Pictures do not belong in the copy. Return all of the entries exactly.

##############################

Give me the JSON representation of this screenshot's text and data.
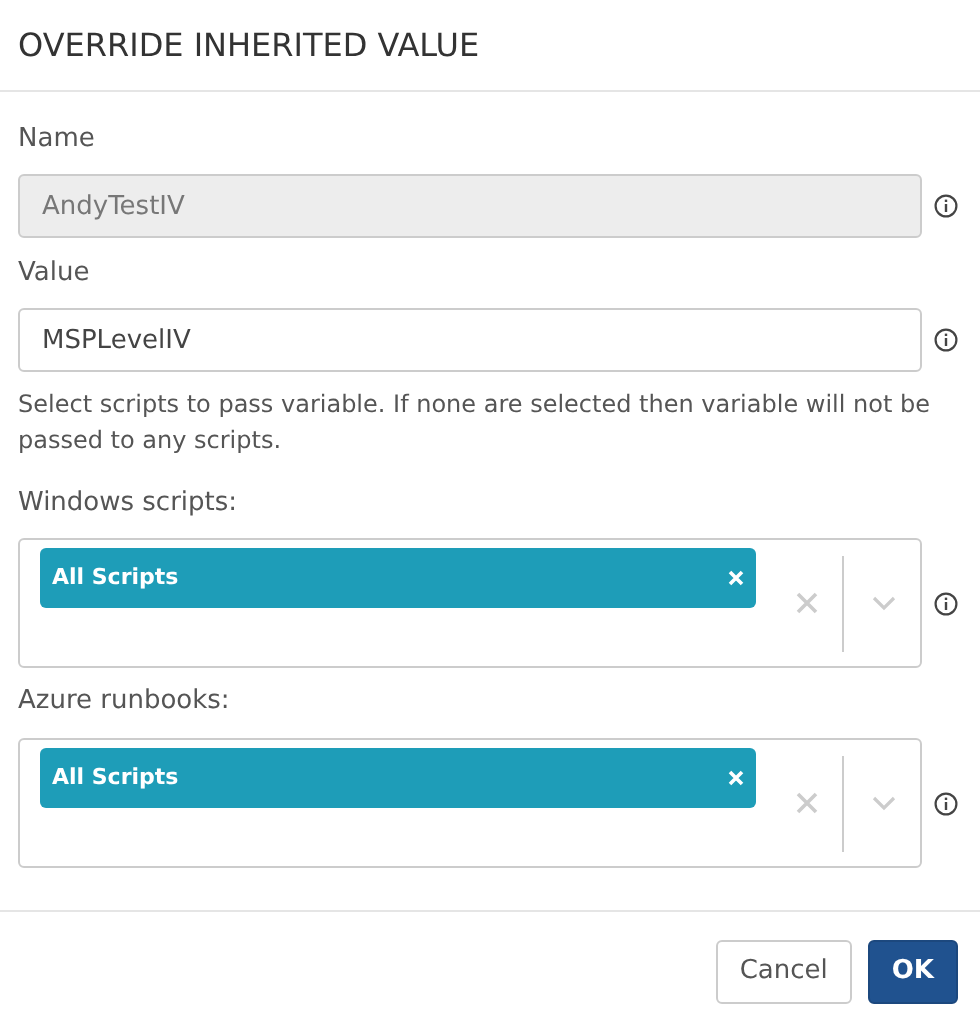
{
  "dialog": {
    "title": "OVERRIDE INHERITED VALUE"
  },
  "fields": [
    {
      "label": "Name",
      "value": "AndyTestIV",
      "disabled": true
    },
    {
      "label": "Value",
      "value": "MSPLevelIV",
      "disabled": false
    }
  ],
  "help_text": "Select scripts to pass variable. If none are selected then variable will not be passed to any scripts.",
  "selects": [
    {
      "label": "Windows scripts:",
      "tags": [
        "All Scripts"
      ]
    },
    {
      "label": "Azure runbooks:",
      "tags": [
        "All Scripts"
      ]
    }
  ],
  "buttons": [
    {
      "label": "Cancel",
      "kind": "secondary"
    },
    {
      "label": "OK",
      "kind": "primary"
    }
  ]
}
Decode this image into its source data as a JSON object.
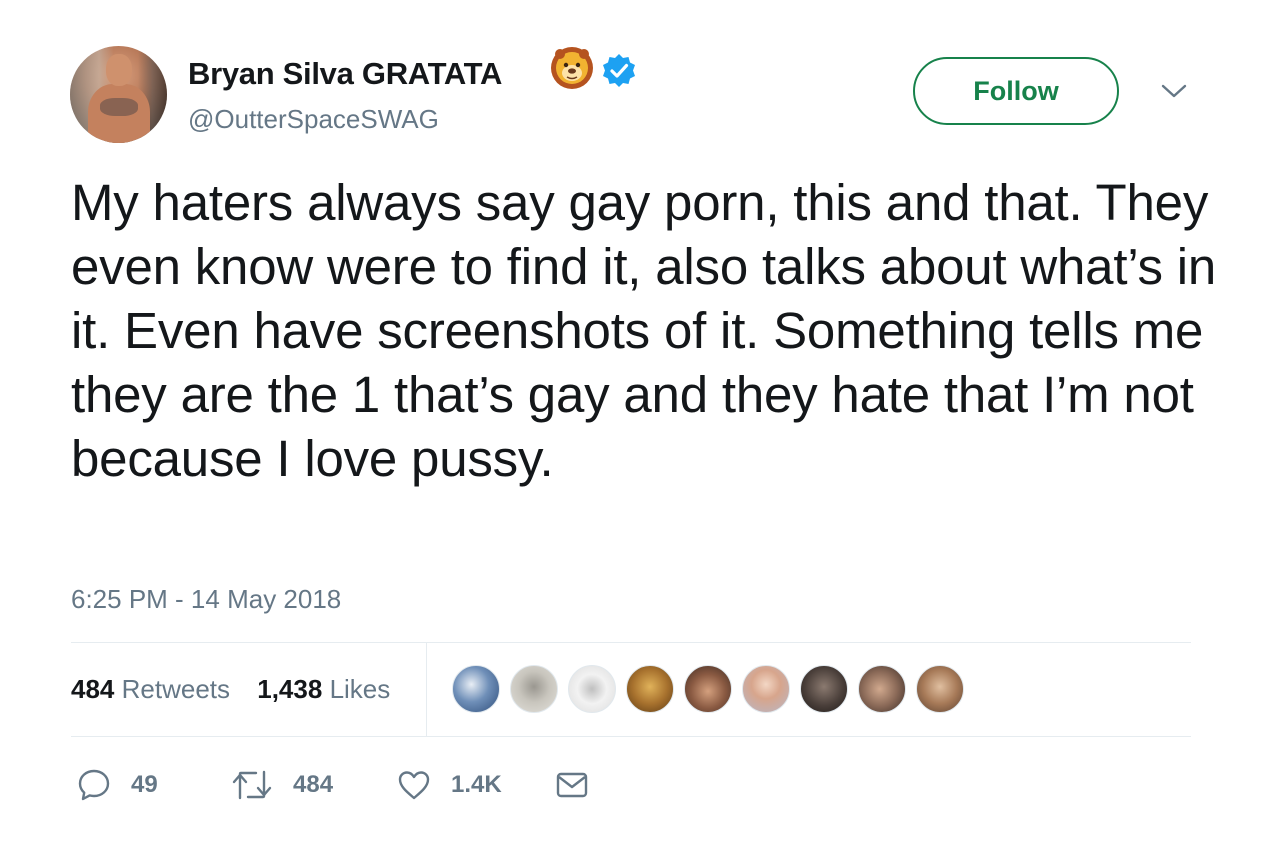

##############################

RESULT OF THE EXERCISE –
Give me the JSON representation of this screenshot's text and data.
{
  "dialog": {
    "title": "OVERRIDE INHERITED VALUE"
  },
  "fields": [
    {
      "label": "Name",
      "value": "AndyTestIV",
      "disabled": true
    },
    {
      "label": "Value",
      "value": "MSPLevelIV",
      "disabled": false
    }
  ],
  "help_text": "Select scripts to pass variable. If none are selected then variable will not be passed to any scripts.",
  "selects": [
    {
      "label": "Windows scripts:",
      "tags": [
        "All Scripts"
      ]
    },
    {
      "label": "Azure runbooks:",
      "tags": [
        "All Scripts"
      ]
    }
  ],
  "buttons": [
    {
      "label": "Cancel",
      "kind": "secondary"
    },
    {
      "label": "OK",
      "kind": "primary"
    }
  ]
}
Decode this image into its source data as a JSON object.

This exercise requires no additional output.